STATED TASK
State the number of lines that contain "Disaster", with no other text.

STORED RECORDS
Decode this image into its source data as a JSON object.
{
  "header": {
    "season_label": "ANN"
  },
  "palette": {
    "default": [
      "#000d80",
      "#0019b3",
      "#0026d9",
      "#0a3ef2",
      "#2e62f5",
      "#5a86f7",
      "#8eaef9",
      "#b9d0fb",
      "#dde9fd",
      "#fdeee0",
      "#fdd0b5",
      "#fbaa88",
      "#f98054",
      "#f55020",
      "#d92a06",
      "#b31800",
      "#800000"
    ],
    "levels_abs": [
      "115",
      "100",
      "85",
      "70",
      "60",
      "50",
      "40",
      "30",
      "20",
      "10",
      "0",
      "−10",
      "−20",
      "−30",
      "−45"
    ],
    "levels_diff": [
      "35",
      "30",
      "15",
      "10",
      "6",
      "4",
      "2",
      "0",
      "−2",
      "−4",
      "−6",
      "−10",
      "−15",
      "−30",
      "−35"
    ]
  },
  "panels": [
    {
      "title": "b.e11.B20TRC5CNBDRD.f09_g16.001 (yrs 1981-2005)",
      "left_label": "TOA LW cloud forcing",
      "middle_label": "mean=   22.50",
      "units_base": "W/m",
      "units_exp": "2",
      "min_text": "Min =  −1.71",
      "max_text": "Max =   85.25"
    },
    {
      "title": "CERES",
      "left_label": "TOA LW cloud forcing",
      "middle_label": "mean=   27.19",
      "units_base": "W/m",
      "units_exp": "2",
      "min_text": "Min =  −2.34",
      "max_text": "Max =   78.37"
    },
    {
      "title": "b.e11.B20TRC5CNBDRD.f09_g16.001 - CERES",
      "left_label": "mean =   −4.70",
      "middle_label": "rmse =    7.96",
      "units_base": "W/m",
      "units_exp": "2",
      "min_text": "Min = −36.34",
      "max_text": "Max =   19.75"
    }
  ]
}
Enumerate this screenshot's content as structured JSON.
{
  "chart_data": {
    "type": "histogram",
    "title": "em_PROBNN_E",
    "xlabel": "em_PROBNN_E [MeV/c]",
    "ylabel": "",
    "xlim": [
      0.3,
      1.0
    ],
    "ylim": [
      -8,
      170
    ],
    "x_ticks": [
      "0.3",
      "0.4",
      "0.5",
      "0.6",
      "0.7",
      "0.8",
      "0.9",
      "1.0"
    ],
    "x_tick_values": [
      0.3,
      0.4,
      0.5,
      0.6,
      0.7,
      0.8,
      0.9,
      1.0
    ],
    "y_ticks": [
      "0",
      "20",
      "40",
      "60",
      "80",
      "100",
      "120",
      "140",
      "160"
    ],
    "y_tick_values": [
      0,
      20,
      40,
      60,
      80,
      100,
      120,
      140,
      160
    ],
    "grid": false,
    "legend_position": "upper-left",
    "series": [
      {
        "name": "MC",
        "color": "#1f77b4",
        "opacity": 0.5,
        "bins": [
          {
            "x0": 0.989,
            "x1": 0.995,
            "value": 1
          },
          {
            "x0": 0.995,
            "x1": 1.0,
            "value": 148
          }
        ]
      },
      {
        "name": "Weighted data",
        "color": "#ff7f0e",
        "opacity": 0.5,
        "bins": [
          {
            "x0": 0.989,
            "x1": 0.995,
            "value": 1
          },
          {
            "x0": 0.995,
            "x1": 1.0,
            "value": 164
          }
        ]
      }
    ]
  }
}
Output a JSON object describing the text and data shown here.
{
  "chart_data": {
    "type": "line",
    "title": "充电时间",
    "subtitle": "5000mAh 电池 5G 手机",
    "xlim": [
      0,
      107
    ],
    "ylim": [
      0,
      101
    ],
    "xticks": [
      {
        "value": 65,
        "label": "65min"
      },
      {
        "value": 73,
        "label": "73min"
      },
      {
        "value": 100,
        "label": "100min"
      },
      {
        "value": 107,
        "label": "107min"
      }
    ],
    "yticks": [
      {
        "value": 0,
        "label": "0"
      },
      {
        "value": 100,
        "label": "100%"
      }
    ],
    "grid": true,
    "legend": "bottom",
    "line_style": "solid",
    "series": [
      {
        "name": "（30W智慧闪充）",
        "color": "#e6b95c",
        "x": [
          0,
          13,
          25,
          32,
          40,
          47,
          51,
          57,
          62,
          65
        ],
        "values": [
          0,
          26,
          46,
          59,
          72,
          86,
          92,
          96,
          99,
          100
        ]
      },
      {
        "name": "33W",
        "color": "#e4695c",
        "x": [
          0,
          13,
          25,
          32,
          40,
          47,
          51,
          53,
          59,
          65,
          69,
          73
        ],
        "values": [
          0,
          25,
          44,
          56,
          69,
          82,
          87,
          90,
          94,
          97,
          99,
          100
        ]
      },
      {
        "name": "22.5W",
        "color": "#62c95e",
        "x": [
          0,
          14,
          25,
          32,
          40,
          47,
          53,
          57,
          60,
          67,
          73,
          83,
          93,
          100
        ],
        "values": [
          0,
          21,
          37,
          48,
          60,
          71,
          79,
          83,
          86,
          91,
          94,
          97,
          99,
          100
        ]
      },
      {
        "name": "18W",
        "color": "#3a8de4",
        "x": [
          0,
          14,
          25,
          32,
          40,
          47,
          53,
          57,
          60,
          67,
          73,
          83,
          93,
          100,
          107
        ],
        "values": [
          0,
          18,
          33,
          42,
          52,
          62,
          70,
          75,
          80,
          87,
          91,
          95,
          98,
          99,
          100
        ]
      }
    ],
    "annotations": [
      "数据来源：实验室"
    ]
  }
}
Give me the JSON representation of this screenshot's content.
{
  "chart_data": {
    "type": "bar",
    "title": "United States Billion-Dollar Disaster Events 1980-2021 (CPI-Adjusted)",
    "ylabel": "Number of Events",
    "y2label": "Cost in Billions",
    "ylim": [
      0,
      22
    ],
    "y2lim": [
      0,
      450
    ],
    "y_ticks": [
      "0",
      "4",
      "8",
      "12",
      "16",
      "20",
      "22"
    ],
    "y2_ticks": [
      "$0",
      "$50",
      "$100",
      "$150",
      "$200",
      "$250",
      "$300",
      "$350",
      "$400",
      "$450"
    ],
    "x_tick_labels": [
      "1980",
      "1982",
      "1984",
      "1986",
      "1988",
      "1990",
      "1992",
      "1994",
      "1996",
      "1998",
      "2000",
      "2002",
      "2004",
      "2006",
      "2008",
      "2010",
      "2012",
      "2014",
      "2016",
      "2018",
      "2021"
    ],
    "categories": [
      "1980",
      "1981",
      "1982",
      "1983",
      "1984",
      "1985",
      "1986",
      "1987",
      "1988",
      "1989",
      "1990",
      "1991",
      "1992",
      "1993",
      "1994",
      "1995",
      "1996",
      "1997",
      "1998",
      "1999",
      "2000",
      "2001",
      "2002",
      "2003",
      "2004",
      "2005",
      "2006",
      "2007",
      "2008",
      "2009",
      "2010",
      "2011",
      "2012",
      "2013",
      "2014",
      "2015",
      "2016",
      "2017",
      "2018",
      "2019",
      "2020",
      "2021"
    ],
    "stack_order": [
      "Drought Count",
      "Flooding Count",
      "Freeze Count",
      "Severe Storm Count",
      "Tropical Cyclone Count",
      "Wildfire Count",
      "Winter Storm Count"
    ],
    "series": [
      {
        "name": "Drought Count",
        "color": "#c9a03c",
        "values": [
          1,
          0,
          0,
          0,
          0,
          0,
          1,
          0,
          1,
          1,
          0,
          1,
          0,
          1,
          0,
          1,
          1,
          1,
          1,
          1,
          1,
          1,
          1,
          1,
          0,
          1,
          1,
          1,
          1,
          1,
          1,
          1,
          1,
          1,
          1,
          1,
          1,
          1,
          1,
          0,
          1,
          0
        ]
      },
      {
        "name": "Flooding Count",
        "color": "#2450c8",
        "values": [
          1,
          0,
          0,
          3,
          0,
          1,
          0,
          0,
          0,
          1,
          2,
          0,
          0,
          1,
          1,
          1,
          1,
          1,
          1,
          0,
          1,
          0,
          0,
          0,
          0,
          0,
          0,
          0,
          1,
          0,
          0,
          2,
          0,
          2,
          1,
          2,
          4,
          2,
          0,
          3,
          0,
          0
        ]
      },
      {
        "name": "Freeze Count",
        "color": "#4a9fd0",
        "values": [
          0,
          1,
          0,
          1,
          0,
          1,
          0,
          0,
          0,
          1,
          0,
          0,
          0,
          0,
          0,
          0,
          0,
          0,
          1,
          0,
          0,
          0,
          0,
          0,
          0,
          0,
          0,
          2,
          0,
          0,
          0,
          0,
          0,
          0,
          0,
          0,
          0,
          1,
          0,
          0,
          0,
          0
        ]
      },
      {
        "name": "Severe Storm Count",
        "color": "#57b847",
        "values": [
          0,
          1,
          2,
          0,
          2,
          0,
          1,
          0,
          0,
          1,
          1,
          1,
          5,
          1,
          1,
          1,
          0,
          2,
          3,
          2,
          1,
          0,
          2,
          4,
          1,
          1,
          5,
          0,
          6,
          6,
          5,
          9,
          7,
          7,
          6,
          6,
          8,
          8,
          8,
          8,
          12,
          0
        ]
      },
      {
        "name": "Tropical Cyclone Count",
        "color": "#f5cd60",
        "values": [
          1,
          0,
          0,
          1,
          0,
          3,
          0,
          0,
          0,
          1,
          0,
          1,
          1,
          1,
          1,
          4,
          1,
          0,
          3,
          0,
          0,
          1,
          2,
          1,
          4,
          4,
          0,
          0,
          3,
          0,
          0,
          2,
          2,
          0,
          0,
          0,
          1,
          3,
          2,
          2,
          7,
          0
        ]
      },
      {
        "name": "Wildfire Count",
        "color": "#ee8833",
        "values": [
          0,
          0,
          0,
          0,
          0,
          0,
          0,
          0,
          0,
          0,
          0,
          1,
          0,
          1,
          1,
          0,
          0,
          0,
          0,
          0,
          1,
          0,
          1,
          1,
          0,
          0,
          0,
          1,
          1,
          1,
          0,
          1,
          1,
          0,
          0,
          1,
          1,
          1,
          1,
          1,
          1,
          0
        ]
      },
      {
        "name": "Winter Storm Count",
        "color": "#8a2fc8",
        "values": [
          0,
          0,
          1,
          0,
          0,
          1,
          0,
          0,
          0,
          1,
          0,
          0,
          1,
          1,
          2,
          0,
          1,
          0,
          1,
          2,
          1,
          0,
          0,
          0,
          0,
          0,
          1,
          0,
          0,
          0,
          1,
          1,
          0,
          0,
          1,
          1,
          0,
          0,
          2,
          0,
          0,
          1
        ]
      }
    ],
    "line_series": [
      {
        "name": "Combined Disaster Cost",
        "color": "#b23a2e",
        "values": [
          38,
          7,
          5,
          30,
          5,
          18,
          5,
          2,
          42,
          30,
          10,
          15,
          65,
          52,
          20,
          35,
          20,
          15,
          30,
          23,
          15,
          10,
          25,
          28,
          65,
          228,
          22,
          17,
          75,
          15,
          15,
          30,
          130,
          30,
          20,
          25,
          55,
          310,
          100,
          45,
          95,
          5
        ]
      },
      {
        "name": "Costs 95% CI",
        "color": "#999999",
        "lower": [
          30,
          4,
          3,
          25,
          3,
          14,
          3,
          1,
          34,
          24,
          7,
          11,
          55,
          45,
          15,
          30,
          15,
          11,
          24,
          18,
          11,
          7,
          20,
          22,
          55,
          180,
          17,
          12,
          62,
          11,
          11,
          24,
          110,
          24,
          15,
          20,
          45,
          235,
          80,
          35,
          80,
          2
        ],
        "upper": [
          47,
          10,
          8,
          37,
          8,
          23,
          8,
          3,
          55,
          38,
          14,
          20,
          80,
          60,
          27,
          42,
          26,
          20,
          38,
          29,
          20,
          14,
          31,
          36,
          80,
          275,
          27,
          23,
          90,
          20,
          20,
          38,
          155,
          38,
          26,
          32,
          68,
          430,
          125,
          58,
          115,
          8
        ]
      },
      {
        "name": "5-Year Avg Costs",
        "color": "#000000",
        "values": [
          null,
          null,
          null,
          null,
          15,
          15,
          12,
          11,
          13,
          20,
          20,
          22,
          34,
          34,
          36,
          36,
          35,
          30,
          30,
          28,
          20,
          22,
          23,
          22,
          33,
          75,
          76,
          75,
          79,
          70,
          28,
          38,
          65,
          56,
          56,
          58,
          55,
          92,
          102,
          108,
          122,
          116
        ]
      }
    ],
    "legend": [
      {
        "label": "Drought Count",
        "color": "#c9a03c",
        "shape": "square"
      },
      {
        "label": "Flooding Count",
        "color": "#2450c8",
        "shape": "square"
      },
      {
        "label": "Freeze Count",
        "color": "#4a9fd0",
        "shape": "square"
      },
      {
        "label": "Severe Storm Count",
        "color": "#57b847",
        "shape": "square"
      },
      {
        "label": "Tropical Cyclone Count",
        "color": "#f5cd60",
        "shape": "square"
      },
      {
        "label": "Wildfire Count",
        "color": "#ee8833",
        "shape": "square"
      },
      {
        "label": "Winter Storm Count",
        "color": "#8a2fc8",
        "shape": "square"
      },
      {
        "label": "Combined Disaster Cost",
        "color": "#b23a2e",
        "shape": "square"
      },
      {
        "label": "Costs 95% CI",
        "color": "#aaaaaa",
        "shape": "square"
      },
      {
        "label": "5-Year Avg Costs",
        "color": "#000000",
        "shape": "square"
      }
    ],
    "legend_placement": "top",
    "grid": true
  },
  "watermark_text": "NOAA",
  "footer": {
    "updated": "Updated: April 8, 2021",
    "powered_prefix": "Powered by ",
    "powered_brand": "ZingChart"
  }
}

SOLUTION
3